#### CHALLENGE
Collect each line holding the string "Board".
--------------------------------------------------
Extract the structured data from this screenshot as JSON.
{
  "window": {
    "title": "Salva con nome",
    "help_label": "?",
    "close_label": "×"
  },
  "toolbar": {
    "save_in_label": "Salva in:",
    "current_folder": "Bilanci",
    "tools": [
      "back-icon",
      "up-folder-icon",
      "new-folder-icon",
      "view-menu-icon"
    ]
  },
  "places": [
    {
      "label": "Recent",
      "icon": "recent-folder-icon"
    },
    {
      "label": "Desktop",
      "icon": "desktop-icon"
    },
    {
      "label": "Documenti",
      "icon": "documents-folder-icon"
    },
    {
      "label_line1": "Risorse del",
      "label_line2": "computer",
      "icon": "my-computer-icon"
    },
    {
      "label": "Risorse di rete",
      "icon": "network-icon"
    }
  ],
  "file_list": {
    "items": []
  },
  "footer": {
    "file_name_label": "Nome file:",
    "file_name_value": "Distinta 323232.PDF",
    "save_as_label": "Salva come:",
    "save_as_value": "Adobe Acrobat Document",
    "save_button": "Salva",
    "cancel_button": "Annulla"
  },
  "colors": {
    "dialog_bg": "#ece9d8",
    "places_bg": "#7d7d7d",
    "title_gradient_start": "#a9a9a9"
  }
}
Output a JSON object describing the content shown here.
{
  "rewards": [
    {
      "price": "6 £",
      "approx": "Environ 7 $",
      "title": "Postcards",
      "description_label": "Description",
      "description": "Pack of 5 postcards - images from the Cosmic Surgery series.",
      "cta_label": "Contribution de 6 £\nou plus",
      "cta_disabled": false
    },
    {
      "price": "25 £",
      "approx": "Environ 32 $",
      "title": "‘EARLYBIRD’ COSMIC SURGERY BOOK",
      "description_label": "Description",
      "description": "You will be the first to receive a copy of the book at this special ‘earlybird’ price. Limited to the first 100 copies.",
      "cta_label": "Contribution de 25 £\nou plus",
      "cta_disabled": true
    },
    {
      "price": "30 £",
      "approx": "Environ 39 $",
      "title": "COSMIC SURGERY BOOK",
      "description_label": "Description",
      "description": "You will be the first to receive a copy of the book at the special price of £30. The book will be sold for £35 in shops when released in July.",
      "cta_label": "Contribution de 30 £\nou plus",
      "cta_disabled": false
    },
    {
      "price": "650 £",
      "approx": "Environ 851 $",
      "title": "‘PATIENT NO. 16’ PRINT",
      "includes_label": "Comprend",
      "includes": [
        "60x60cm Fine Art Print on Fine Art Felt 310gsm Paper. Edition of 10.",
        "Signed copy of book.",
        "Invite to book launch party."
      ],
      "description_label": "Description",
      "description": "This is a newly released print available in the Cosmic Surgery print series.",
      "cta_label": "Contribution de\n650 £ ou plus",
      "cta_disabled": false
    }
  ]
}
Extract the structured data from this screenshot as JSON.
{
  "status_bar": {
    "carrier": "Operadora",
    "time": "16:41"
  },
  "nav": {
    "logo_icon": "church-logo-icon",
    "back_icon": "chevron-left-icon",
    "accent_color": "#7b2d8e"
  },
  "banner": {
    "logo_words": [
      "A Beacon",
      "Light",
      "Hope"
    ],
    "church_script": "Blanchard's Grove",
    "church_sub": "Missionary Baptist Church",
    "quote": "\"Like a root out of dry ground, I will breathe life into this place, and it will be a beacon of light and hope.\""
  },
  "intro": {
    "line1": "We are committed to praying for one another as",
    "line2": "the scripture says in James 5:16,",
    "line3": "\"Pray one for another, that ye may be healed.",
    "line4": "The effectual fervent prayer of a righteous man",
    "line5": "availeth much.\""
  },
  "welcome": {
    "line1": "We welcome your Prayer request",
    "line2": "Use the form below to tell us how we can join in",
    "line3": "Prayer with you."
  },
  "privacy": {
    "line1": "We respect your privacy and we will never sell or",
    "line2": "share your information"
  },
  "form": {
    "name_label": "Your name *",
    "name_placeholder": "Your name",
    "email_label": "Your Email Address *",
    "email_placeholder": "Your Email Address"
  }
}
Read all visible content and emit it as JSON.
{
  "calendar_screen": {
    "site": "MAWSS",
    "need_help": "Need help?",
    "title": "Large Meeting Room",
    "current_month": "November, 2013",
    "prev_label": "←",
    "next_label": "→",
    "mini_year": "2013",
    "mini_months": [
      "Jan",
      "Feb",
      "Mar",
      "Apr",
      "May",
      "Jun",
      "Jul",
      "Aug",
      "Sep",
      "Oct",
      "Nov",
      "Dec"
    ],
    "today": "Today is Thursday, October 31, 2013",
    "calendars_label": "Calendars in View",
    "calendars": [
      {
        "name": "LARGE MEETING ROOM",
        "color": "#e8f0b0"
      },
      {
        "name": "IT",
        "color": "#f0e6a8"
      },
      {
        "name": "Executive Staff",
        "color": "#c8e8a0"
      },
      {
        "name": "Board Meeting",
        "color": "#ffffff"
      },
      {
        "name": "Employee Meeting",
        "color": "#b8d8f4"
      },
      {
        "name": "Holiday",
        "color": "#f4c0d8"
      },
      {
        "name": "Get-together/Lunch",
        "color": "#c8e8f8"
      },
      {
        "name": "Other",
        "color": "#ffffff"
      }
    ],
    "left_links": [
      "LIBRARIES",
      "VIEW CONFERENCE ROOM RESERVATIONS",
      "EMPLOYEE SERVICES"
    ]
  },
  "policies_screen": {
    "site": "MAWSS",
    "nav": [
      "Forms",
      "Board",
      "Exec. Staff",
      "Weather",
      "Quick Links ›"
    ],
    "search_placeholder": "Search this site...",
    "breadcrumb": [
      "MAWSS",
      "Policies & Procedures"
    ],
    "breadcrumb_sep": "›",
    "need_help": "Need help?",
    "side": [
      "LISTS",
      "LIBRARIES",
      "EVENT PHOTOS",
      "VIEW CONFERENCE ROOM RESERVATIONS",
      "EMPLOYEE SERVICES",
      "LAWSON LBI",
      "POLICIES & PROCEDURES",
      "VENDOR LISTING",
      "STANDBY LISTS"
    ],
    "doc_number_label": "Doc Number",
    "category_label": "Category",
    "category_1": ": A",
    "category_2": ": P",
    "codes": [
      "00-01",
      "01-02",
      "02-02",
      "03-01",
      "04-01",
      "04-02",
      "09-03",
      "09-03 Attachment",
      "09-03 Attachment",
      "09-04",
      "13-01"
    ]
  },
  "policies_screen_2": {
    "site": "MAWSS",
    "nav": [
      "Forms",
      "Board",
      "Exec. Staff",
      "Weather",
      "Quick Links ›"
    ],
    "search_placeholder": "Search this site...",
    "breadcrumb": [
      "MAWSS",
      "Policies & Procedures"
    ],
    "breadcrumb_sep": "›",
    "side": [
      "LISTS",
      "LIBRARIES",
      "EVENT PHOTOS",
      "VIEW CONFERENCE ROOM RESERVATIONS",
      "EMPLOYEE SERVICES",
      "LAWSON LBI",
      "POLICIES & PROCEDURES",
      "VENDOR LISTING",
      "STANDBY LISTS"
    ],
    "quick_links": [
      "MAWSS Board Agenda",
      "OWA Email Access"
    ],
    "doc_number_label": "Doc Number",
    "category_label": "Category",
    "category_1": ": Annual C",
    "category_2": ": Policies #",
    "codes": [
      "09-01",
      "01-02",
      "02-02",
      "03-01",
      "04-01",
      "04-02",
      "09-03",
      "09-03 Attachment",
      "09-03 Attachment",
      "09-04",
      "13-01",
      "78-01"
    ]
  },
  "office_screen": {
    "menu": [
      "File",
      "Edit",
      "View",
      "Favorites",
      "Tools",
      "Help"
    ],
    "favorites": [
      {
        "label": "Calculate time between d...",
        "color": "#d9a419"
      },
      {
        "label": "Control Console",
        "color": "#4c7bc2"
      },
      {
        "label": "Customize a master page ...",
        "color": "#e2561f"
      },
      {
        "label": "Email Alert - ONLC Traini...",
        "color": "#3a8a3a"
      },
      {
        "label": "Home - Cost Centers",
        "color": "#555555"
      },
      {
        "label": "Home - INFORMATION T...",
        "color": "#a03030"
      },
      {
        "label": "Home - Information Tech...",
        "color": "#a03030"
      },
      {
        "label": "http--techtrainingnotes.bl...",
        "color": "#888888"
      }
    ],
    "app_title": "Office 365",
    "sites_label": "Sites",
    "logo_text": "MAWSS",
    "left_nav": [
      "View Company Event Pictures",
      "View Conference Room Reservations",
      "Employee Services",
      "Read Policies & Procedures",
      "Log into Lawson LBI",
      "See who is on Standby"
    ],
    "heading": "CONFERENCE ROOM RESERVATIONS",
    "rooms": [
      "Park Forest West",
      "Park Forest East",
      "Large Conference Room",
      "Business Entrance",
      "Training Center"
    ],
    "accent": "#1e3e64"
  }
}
--------------------------------------------------
#### RESPONSE BELOW
        "name": "Board Meeting",
      "Board",
      "Board",
      "MAWSS Board Agenda",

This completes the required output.